REQUIREMENTS: The data below should be printed in full, exactly, and without any of its images.

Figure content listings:
+--

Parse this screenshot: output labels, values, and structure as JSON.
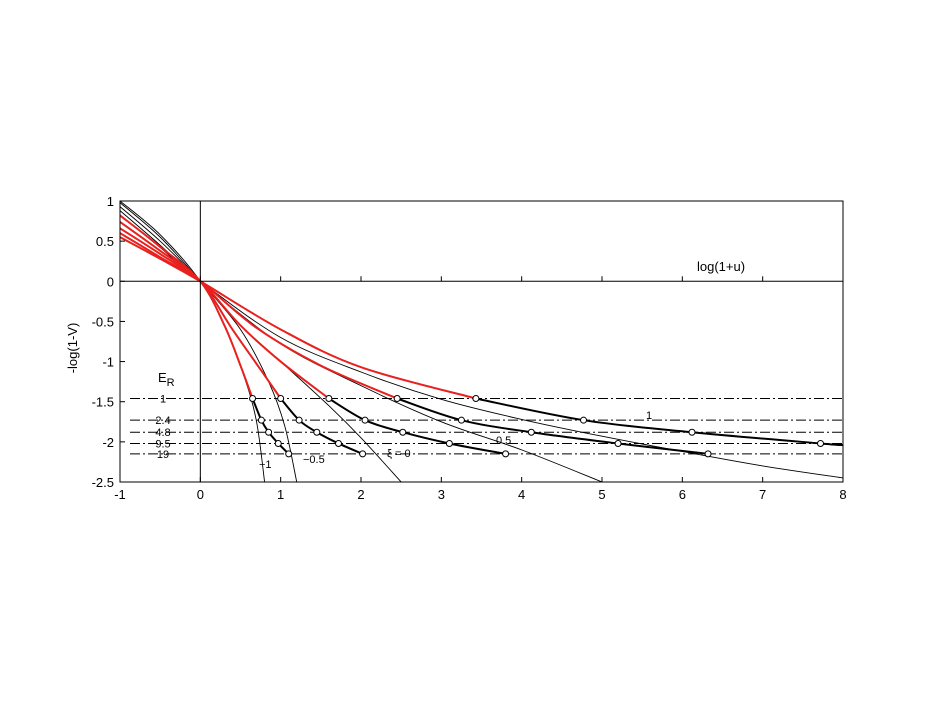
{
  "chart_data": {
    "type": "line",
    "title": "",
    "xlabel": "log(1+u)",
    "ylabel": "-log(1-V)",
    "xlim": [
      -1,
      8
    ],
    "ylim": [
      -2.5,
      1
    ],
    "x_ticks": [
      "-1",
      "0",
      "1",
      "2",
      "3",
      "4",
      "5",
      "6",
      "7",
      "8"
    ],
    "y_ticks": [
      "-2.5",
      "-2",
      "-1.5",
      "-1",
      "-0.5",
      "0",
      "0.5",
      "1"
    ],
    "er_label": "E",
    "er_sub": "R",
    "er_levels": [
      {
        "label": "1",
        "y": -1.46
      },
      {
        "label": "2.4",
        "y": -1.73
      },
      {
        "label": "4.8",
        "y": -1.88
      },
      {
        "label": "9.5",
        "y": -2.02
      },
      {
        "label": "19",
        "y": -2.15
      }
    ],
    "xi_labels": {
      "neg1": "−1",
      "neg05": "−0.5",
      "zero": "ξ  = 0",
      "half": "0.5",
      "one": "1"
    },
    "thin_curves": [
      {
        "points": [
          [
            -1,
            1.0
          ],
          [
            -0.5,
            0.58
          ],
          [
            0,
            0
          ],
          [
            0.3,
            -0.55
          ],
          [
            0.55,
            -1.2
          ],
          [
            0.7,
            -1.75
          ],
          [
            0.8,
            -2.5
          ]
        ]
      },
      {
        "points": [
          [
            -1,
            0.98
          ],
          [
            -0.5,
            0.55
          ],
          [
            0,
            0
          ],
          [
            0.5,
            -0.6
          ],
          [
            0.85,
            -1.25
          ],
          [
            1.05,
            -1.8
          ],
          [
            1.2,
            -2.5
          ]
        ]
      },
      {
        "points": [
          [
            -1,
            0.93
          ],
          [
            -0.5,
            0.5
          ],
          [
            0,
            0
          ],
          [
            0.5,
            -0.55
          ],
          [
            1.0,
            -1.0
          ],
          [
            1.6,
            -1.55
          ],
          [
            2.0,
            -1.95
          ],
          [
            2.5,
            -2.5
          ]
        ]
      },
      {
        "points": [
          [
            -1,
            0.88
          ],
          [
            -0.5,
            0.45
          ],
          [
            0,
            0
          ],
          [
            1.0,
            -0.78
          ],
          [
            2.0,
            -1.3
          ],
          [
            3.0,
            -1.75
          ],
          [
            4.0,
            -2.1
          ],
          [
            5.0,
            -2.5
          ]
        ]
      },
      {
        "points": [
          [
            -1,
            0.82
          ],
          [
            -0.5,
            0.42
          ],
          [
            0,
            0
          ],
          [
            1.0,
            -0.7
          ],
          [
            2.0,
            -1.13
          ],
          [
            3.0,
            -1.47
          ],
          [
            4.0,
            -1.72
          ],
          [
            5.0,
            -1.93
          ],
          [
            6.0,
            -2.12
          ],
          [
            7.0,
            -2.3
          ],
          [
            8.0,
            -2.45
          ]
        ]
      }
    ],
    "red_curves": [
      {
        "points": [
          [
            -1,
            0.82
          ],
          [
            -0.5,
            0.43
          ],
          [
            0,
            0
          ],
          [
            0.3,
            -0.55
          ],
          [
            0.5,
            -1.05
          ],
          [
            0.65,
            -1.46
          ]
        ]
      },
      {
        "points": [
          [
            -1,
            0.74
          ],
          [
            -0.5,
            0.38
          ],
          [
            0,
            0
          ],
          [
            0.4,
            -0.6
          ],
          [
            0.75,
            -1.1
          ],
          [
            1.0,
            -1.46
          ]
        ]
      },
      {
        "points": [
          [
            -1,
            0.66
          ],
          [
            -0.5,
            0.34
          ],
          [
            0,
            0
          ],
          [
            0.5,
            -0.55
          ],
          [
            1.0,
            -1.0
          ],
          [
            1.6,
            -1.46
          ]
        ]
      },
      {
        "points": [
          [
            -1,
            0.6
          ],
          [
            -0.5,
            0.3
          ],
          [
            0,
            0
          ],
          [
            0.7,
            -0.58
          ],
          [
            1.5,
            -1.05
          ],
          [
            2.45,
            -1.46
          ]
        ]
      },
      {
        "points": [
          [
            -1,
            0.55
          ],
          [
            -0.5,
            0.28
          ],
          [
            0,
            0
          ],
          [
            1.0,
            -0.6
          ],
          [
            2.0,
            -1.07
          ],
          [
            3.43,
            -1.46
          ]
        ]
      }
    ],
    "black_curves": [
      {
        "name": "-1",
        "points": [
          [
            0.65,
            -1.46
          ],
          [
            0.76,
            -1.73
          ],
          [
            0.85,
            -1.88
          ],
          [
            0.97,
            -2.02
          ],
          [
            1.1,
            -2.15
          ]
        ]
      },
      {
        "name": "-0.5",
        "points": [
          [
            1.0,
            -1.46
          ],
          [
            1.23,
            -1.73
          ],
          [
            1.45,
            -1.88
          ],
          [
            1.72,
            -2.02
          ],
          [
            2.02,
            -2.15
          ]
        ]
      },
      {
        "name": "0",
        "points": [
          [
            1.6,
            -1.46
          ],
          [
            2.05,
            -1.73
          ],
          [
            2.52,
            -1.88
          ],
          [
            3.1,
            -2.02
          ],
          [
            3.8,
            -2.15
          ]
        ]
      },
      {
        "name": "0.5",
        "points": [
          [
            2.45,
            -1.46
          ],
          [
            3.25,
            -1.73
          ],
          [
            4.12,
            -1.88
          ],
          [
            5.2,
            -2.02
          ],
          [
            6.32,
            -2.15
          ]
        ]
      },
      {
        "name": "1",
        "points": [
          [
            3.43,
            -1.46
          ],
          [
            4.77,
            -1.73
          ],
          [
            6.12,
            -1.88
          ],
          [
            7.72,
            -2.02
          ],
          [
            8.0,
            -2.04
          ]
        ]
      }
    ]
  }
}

+--

TASK RESPONSE:
Parse this screenshot: output labels, values, and structure as JSON.
{
  "chart_data": {
    "type": "line",
    "title": "",
    "xlabel": "log(1+u)",
    "ylabel": "-log(1-V)",
    "xlim": [
      -1,
      8
    ],
    "ylim": [
      -2.5,
      1
    ],
    "x_ticks": [
      "-1",
      "0",
      "1",
      "2",
      "3",
      "4",
      "5",
      "6",
      "7",
      "8"
    ],
    "y_ticks": [
      "-2.5",
      "-2",
      "-1.5",
      "-1",
      "-0.5",
      "0",
      "0.5",
      "1"
    ],
    "er_label": "E",
    "er_sub": "R",
    "er_levels": [
      {
        "label": "1",
        "y": -1.46
      },
      {
        "label": "2.4",
        "y": -1.73
      },
      {
        "label": "4.8",
        "y": -1.88
      },
      {
        "label": "9.5",
        "y": -2.02
      },
      {
        "label": "19",
        "y": -2.15
      }
    ],
    "xi_labels": {
      "neg1": "−1",
      "neg05": "−0.5",
      "zero": "ξ  = 0",
      "half": "0.5",
      "one": "1"
    },
    "thin_curves": [
      {
        "points": [
          [
            -1,
            1.0
          ],
          [
            -0.5,
            0.58
          ],
          [
            0,
            0
          ],
          [
            0.3,
            -0.55
          ],
          [
            0.55,
            -1.2
          ],
          [
            0.7,
            -1.75
          ],
          [
            0.8,
            -2.5
          ]
        ]
      },
      {
        "points": [
          [
            -1,
            0.98
          ],
          [
            -0.5,
            0.55
          ],
          [
            0,
            0
          ],
          [
            0.5,
            -0.6
          ],
          [
            0.85,
            -1.25
          ],
          [
            1.05,
            -1.8
          ],
          [
            1.2,
            -2.5
          ]
        ]
      },
      {
        "points": [
          [
            -1,
            0.93
          ],
          [
            -0.5,
            0.5
          ],
          [
            0,
            0
          ],
          [
            0.5,
            -0.55
          ],
          [
            1.0,
            -1.0
          ],
          [
            1.6,
            -1.55
          ],
          [
            2.0,
            -1.95
          ],
          [
            2.5,
            -2.5
          ]
        ]
      },
      {
        "points": [
          [
            -1,
            0.88
          ],
          [
            -0.5,
            0.45
          ],
          [
            0,
            0
          ],
          [
            1.0,
            -0.78
          ],
          [
            2.0,
            -1.3
          ],
          [
            3.0,
            -1.75
          ],
          [
            4.0,
            -2.1
          ],
          [
            5.0,
            -2.5
          ]
        ]
      },
      {
        "points": [
          [
            -1,
            0.82
          ],
          [
            -0.5,
            0.42
          ],
          [
            0,
            0
          ],
          [
            1.0,
            -0.7
          ],
          [
            2.0,
            -1.13
          ],
          [
            3.0,
            -1.47
          ],
          [
            4.0,
            -1.72
          ],
          [
            5.0,
            -1.93
          ],
          [
            6.0,
            -2.12
          ],
          [
            7.0,
            -2.3
          ],
          [
            8.0,
            -2.45
          ]
        ]
      }
    ],
    "red_curves": [
      {
        "points": [
          [
            -1,
            0.82
          ],
          [
            -0.5,
            0.43
          ],
          [
            0,
            0
          ],
          [
            0.3,
            -0.55
          ],
          [
            0.5,
            -1.05
          ],
          [
            0.65,
            -1.46
          ]
        ]
      },
      {
        "points": [
          [
            -1,
            0.74
          ],
          [
            -0.5,
            0.38
          ],
          [
            0,
            0
          ],
          [
            0.4,
            -0.6
          ],
          [
            0.75,
            -1.1
          ],
          [
            1.0,
            -1.46
          ]
        ]
      },
      {
        "points": [
          [
            -1,
            0.66
          ],
          [
            -0.5,
            0.34
          ],
          [
            0,
            0
          ],
          [
            0.5,
            -0.55
          ],
          [
            1.0,
            -1.0
          ],
          [
            1.6,
            -1.46
          ]
        ]
      },
      {
        "points": [
          [
            -1,
            0.6
          ],
          [
            -0.5,
            0.3
          ],
          [
            0,
            0
          ],
          [
            0.7,
            -0.58
          ],
          [
            1.5,
            -1.05
          ],
          [
            2.45,
            -1.46
          ]
        ]
      },
      {
        "points": [
          [
            -1,
            0.55
          ],
          [
            -0.5,
            0.28
          ],
          [
            0,
            0
          ],
          [
            1.0,
            -0.6
          ],
          [
            2.0,
            -1.07
          ],
          [
            3.43,
            -1.46
          ]
        ]
      }
    ],
    "black_curves": [
      {
        "name": "-1",
        "points": [
          [
            0.65,
            -1.46
          ],
          [
            0.76,
            -1.73
          ],
          [
            0.85,
            -1.88
          ],
          [
            0.97,
            -2.02
          ],
          [
            1.1,
            -2.15
          ]
        ]
      },
      {
        "name": "-0.5",
        "points": [
          [
            1.0,
            -1.46
          ],
          [
            1.23,
            -1.73
          ],
          [
            1.45,
            -1.88
          ],
          [
            1.72,
            -2.02
          ],
          [
            2.02,
            -2.15
          ]
        ]
      },
      {
        "name": "0",
        "points": [
          [
            1.6,
            -1.46
          ],
          [
            2.05,
            -1.73
          ],
          [
            2.52,
            -1.88
          ],
          [
            3.1,
            -2.02
          ],
          [
            3.8,
            -2.15
          ]
        ]
      },
      {
        "name": "0.5",
        "points": [
          [
            2.45,
            -1.46
          ],
          [
            3.25,
            -1.73
          ],
          [
            4.12,
            -1.88
          ],
          [
            5.2,
            -2.02
          ],
          [
            6.32,
            -2.15
          ]
        ]
      },
      {
        "name": "1",
        "points": [
          [
            3.43,
            -1.46
          ],
          [
            4.77,
            -1.73
          ],
          [
            6.12,
            -1.88
          ],
          [
            7.72,
            -2.02
          ],
          [
            8.0,
            -2.04
          ]
        ]
      }
    ]
  }
}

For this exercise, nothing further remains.